## Working data
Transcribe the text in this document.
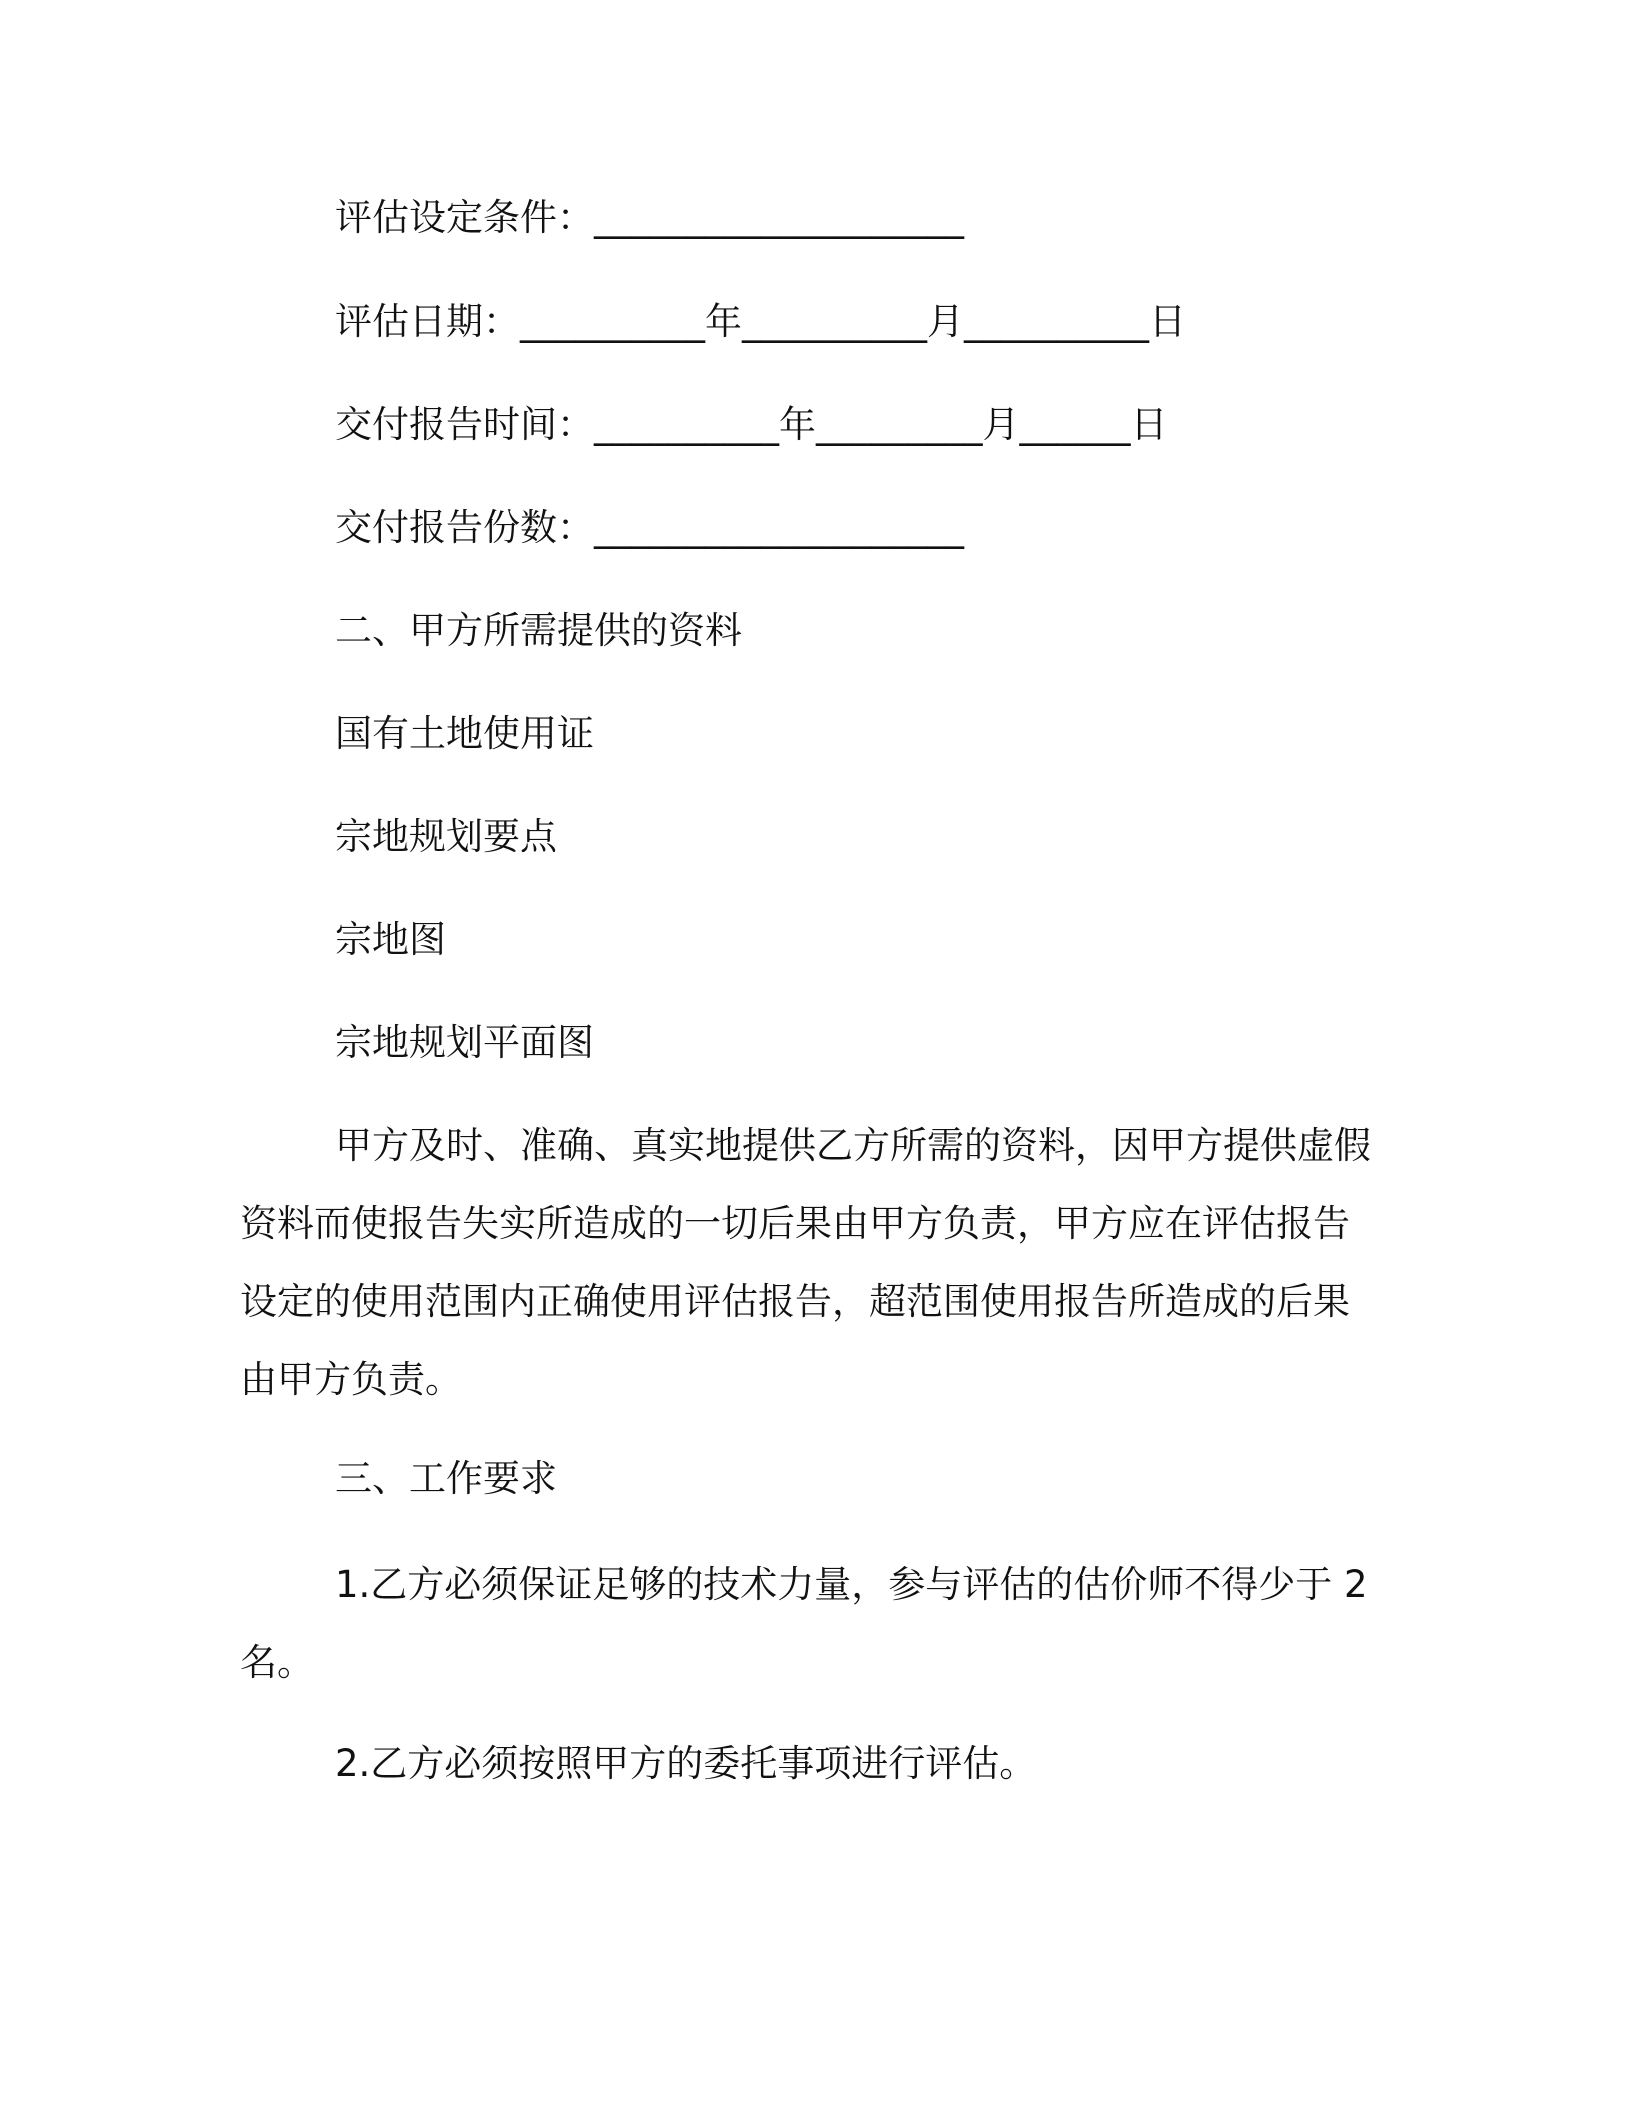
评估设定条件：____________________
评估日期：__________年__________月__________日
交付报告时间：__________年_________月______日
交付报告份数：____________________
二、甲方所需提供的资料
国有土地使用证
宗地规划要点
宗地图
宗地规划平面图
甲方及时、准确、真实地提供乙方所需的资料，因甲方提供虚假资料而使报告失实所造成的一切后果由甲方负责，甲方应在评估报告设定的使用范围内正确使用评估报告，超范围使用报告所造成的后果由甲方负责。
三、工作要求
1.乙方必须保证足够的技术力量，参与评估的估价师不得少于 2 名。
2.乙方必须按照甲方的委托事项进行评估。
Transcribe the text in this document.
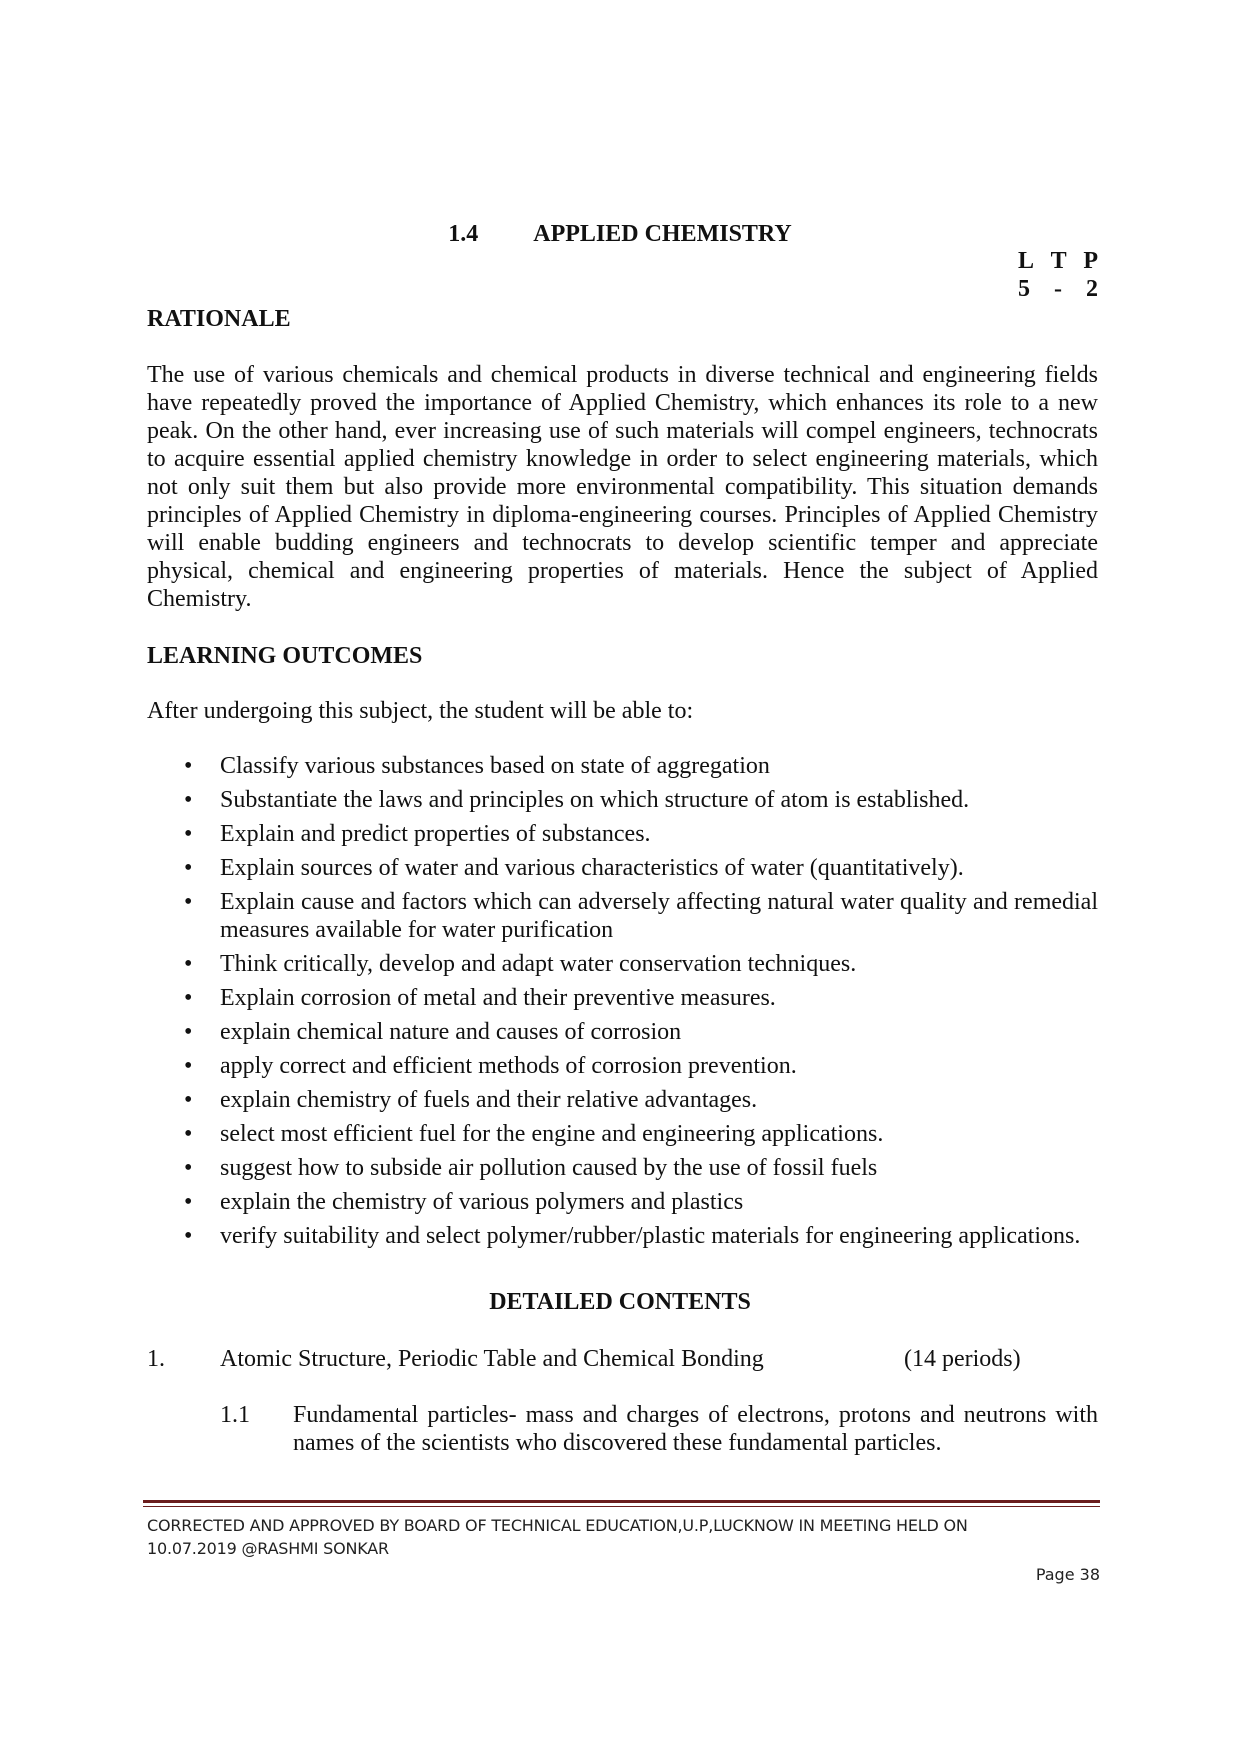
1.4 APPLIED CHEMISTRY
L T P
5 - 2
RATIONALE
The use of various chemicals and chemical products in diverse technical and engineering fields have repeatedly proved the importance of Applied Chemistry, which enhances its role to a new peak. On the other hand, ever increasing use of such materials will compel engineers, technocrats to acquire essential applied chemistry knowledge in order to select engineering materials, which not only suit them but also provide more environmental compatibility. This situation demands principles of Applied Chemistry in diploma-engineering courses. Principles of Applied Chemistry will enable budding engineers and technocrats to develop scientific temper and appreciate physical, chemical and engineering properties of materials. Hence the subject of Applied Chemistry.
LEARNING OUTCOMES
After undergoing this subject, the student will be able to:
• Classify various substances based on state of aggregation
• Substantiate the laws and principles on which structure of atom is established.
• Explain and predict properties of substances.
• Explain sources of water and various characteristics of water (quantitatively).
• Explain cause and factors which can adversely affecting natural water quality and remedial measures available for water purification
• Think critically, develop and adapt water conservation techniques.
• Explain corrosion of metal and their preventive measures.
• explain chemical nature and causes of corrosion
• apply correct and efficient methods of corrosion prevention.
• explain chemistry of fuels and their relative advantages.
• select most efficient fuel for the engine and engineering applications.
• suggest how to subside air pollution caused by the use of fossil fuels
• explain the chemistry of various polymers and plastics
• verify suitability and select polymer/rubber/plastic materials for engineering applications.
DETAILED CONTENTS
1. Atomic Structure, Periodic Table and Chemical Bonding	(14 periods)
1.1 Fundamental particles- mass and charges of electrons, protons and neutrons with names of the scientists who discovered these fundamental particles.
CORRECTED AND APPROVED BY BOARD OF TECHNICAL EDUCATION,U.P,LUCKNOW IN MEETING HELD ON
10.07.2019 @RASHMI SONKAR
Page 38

## Directive
The answer is a single number, the count of lines in the records that contain the string "efficient".

## Task result
2